_What to do_
Identify all lines of the data containing the string "casado" and copy them.

_Dataset extract_
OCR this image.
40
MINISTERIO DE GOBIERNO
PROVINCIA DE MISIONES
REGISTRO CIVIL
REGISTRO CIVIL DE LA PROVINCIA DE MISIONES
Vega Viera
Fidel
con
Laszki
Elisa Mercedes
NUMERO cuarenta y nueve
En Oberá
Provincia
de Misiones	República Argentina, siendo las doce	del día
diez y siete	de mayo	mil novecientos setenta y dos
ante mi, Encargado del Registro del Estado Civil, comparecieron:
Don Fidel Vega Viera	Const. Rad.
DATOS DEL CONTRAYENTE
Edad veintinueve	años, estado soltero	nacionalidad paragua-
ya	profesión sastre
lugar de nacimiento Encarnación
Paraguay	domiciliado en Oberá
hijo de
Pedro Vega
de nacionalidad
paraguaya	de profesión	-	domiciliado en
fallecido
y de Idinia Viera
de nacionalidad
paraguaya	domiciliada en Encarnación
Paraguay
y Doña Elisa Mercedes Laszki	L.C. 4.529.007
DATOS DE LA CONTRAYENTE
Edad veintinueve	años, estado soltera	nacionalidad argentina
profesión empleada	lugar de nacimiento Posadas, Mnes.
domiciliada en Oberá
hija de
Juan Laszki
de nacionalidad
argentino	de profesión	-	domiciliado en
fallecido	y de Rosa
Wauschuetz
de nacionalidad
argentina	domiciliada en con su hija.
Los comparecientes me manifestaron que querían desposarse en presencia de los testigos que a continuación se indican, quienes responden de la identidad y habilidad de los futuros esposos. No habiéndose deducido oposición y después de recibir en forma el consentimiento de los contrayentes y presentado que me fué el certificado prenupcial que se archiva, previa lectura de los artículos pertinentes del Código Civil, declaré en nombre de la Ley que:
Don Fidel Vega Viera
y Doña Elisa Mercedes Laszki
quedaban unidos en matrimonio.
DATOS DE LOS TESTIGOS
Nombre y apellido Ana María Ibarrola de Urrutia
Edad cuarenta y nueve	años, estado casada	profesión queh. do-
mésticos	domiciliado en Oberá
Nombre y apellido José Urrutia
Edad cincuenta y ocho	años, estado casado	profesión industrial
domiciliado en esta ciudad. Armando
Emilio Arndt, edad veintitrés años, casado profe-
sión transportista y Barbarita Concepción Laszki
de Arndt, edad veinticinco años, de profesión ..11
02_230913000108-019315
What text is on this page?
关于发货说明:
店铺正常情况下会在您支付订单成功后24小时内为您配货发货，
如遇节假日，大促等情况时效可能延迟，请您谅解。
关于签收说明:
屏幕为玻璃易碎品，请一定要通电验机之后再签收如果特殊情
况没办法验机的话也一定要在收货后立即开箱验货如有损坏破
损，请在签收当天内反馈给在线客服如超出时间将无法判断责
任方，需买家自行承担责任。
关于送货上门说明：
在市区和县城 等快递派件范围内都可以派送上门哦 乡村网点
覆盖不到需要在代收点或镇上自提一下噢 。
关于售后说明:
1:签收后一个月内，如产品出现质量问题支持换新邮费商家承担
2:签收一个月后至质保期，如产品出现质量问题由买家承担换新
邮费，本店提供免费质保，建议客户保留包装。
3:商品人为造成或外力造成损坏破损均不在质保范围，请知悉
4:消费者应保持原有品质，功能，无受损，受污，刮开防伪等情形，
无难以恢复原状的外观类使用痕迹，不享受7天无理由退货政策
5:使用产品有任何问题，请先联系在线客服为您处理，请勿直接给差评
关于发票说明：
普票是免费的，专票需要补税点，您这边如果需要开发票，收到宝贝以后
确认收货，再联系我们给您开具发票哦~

_Written solution_
Edad cincuenta y ocho	años, estado casado	profesión industrial
Emilio Arndt, edad veintitrés años, casado profe-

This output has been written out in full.